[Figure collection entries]
## BEGIN
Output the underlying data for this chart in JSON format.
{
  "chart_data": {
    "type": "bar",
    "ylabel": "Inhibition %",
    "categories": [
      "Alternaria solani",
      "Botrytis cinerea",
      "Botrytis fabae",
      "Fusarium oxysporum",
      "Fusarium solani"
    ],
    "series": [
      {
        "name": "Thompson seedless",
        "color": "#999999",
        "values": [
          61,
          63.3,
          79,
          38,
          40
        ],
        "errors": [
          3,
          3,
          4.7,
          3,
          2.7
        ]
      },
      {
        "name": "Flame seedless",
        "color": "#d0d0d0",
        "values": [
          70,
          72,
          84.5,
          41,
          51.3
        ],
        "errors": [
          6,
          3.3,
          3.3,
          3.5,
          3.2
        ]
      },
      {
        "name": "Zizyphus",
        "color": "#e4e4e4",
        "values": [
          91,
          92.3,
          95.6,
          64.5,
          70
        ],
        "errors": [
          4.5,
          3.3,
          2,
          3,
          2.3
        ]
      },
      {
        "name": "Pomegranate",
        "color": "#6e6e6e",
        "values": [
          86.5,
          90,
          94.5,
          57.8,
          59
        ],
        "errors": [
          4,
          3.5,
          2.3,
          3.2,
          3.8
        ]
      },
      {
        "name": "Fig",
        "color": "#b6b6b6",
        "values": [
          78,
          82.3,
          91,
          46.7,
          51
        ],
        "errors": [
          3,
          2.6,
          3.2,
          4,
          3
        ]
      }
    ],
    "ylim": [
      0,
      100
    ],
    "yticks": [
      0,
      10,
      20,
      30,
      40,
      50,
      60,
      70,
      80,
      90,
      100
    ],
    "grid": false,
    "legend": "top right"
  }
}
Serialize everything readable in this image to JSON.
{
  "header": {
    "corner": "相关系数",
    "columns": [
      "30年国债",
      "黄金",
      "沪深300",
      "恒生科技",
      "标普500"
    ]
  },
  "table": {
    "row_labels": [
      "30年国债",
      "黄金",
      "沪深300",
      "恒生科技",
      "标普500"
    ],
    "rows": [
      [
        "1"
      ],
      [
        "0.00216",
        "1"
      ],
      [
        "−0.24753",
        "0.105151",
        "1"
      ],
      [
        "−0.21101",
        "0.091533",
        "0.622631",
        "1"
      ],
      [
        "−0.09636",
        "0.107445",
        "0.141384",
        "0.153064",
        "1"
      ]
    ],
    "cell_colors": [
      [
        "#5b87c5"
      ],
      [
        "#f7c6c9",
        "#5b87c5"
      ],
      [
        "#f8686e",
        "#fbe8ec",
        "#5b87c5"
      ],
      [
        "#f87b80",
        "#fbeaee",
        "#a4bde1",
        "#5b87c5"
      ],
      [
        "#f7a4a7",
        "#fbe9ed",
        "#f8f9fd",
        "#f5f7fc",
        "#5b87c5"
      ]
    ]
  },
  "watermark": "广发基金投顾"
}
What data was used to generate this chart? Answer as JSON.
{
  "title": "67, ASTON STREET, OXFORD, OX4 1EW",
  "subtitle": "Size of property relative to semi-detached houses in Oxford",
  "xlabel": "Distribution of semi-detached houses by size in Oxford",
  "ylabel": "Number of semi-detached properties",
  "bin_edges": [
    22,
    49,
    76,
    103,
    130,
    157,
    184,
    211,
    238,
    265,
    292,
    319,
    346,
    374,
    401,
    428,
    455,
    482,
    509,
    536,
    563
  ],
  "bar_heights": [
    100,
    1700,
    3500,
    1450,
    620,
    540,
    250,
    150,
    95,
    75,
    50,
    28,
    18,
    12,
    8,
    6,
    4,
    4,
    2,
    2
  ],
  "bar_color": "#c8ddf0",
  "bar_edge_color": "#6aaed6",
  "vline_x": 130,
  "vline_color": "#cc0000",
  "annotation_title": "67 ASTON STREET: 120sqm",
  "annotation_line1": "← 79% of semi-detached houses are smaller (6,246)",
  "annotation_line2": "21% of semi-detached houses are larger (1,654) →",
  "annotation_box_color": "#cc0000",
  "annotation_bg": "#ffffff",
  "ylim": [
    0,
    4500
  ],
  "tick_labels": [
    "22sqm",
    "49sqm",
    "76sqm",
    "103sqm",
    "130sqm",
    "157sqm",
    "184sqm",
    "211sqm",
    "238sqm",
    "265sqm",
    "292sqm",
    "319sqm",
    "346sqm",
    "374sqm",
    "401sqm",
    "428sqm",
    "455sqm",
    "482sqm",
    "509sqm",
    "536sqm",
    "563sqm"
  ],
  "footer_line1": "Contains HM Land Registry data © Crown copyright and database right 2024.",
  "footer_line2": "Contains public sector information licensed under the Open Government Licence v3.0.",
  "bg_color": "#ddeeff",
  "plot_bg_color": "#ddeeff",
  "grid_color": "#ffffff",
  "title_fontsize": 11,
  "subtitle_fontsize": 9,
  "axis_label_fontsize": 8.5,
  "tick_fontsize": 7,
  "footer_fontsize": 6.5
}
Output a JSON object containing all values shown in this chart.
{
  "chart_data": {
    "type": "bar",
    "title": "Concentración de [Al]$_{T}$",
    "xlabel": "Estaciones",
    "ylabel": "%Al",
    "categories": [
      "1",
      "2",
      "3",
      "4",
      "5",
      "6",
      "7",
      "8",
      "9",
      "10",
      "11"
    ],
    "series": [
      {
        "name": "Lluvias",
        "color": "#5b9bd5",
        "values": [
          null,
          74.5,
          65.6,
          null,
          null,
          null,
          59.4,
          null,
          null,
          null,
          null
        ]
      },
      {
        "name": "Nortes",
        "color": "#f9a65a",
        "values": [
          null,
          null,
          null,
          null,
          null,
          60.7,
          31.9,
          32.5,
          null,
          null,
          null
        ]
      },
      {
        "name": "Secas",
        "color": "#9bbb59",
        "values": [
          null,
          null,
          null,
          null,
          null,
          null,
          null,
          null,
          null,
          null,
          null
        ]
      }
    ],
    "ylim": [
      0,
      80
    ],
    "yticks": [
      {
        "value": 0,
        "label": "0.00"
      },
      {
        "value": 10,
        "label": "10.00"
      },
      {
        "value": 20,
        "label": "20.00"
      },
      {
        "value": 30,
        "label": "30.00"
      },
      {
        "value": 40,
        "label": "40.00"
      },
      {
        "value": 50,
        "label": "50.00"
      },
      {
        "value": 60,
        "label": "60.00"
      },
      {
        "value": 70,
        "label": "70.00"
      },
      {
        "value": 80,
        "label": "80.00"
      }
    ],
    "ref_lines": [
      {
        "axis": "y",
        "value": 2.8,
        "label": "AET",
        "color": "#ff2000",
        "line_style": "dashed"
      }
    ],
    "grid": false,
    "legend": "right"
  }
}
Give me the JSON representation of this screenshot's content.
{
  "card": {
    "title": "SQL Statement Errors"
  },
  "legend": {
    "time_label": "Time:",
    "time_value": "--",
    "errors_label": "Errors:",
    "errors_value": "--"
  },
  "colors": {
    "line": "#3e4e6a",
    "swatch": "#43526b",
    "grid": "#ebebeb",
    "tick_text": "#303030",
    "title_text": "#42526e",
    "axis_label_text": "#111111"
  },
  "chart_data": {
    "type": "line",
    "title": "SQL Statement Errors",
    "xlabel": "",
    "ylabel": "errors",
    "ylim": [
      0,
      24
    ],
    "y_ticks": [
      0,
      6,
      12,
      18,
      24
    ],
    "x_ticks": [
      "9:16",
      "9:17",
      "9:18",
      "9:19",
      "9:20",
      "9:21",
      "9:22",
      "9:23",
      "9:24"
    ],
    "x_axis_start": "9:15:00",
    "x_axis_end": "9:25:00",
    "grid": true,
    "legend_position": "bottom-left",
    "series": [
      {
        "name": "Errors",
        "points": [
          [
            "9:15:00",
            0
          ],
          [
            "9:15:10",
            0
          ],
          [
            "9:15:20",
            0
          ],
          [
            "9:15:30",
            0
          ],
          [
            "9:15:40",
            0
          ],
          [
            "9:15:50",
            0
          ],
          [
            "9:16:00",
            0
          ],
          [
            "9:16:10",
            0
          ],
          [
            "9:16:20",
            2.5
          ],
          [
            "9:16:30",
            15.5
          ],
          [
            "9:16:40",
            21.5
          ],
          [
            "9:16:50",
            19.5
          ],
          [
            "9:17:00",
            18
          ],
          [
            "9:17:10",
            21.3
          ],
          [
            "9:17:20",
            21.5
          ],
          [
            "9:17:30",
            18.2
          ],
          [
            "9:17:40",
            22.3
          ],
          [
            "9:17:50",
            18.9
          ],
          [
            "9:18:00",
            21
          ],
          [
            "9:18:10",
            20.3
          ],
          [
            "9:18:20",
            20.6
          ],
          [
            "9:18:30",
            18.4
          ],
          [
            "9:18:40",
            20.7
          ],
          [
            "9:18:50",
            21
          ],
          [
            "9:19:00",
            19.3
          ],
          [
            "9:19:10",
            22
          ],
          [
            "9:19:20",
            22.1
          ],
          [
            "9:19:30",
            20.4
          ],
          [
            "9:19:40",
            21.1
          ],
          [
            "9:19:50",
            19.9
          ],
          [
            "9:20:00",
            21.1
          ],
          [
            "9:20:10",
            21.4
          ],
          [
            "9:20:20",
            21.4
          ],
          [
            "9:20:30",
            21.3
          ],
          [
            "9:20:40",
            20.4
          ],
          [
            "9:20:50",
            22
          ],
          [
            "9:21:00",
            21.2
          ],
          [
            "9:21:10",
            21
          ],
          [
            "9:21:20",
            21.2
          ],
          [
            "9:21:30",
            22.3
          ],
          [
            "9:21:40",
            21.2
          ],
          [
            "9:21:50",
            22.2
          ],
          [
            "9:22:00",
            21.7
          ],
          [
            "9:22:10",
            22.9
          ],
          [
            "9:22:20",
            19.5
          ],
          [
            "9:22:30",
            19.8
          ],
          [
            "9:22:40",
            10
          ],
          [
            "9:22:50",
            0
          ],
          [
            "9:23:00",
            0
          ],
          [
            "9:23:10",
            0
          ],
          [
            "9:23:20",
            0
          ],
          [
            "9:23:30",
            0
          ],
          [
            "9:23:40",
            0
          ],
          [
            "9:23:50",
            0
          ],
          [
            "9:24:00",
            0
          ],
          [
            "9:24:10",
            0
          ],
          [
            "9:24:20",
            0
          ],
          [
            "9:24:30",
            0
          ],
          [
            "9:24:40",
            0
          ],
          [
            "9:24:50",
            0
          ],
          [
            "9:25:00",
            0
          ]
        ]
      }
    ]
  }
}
## END
→ **What is being asked**: From the listing above, copy out each line where the word "seedless" appears.

→ **Solution below**:
        "name": "Thompson seedless",
        "name": "Flame seedless",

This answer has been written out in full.